Given exercise:
The line containing "What data populates" marks the start; return it and every line after it in the listing below, exactly, through the last.
= = = = = = =
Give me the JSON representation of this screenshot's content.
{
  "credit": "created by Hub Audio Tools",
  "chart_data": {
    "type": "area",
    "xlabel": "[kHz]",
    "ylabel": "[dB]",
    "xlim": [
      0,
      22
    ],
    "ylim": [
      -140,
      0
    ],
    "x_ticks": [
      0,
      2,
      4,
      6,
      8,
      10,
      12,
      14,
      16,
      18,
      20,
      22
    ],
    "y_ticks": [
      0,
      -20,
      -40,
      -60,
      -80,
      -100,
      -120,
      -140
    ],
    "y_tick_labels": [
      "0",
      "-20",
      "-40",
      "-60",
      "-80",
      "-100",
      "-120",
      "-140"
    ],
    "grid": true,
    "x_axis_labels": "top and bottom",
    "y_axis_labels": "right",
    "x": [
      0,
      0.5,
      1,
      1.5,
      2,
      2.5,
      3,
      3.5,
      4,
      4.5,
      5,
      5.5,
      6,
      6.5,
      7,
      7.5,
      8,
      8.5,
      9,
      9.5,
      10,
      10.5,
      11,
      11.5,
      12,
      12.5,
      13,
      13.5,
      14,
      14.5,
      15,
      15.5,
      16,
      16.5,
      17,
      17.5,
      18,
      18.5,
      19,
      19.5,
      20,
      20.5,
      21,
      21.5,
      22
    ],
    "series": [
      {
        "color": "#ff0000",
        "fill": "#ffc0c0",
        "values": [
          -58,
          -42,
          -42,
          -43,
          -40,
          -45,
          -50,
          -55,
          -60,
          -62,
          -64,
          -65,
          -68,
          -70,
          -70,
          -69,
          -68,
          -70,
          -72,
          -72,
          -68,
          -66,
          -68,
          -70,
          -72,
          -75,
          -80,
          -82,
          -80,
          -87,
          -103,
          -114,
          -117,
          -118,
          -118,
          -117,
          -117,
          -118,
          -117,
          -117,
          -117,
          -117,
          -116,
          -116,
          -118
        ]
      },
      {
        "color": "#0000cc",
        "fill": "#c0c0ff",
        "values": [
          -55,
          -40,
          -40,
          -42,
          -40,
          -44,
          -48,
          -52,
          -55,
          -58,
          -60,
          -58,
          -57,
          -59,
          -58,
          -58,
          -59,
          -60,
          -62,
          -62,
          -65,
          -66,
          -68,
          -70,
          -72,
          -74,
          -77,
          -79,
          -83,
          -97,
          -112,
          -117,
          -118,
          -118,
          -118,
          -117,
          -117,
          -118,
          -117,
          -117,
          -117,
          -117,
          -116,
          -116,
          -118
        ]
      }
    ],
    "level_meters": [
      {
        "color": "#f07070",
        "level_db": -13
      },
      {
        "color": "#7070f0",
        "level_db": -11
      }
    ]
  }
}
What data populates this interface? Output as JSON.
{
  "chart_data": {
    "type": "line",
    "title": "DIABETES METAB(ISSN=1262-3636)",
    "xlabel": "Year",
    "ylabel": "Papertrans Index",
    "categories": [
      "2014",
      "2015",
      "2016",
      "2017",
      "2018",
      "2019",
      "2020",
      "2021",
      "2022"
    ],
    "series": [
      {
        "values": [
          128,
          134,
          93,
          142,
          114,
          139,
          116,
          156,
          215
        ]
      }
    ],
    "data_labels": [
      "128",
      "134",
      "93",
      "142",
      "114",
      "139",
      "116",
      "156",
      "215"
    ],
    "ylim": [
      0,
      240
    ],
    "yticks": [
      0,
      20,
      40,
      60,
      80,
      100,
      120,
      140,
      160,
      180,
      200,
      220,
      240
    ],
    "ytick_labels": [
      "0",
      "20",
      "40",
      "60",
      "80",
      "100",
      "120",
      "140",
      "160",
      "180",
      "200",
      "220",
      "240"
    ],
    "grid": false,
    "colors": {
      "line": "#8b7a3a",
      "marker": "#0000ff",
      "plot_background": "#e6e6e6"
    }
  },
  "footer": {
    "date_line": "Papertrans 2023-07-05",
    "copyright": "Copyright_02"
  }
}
= = = = = = =
Correct output:
What data populates this interface? Output as JSON.
{
  "chart_data": {
    "type": "line",
    "title": "DIABETES METAB(ISSN=1262-3636)",
    "xlabel": "Year",
    "ylabel": "Papertrans Index",
    "categories": [
      "2014",
      "2015",
      "2016",
      "2017",
      "2018",
      "2019",
      "2020",
      "2021",
      "2022"
    ],
    "series": [
      {
        "values": [
          128,
          134,
          93,
          142,
          114,
          139,
          116,
          156,
          215
        ]
      }
    ],
    "data_labels": [
      "128",
      "134",
      "93",
      "142",
      "114",
      "139",
      "116",
      "156",
      "215"
    ],
    "ylim": [
      0,
      240
    ],
    "yticks": [
      0,
      20,
      40,
      60,
      80,
      100,
      120,
      140,
      160,
      180,
      200,
      220,
      240
    ],
    "ytick_labels": [
      "0",
      "20",
      "40",
      "60",
      "80",
      "100",
      "120",
      "140",
      "160",
      "180",
      "200",
      "220",
      "240"
    ],
    "grid": false,
    "colors": {
      "line": "#8b7a3a",
      "marker": "#0000ff",
      "plot_background": "#e6e6e6"
    }
  },
  "footer": {
    "date_line": "Papertrans 2023-07-05",
    "copyright": "Copyright_02"
  }
}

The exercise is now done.